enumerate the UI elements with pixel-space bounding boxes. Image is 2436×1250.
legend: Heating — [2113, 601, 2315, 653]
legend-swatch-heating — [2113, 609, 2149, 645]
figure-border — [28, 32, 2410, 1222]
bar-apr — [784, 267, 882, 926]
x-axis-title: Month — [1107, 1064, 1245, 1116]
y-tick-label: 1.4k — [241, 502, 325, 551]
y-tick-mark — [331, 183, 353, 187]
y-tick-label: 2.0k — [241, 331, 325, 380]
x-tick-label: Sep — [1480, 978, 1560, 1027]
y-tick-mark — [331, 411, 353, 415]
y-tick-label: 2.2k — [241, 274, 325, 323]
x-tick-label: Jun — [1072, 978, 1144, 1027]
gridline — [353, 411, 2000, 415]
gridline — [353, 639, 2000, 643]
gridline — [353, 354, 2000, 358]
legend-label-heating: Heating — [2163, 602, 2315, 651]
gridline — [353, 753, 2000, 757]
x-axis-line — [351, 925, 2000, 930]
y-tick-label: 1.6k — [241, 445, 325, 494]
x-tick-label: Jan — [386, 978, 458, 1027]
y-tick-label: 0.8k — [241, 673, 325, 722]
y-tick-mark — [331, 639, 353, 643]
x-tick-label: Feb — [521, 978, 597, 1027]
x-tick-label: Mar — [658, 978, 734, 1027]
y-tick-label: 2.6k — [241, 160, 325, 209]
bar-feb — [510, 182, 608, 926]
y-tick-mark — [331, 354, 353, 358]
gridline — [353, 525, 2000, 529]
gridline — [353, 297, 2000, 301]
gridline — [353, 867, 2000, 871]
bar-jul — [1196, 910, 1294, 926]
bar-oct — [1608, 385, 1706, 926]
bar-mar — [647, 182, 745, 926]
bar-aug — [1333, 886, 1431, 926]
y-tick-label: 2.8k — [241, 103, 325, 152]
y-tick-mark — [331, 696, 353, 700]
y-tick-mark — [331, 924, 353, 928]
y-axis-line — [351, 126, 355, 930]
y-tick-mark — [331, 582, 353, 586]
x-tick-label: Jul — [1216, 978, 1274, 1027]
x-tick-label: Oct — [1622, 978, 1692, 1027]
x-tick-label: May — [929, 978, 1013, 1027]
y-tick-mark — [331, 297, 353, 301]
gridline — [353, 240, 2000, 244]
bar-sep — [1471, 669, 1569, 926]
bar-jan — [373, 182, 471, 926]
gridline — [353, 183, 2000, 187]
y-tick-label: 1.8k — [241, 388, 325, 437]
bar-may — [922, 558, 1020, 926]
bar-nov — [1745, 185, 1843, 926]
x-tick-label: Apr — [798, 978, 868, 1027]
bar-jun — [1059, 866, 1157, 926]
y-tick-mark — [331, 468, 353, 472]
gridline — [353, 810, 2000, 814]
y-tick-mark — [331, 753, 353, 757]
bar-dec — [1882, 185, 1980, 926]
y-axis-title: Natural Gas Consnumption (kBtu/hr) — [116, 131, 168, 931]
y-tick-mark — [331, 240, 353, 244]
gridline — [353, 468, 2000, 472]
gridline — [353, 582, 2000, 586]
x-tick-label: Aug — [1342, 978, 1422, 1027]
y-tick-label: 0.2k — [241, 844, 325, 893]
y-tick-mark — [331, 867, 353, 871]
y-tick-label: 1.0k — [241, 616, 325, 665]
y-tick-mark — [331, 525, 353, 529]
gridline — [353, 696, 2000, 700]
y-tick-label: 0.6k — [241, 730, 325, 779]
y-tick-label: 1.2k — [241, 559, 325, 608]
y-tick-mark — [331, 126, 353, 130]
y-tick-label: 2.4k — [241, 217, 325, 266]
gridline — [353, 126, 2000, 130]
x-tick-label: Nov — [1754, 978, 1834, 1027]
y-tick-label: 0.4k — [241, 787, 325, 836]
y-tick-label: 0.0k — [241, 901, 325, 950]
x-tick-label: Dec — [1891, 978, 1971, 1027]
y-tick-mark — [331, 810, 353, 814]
————————
• STATED EXERCISE:
Reproduce the lines above without changes, from the first one down to the line that contains "y-tick-label: 2.0k — [241, 331, 325, 380]", including both.

• SOLVED PROBLEM:
enumerate the UI elements with pixel-space bounding boxes. Image is 2436×1250.
legend: Heating — [2113, 601, 2315, 653]
legend-swatch-heating — [2113, 609, 2149, 645]
figure-border — [28, 32, 2410, 1222]
bar-apr — [784, 267, 882, 926]
x-axis-title: Month — [1107, 1064, 1245, 1116]
y-tick-label: 1.4k — [241, 502, 325, 551]
y-tick-mark — [331, 183, 353, 187]
y-tick-label: 2.0k — [241, 331, 325, 380]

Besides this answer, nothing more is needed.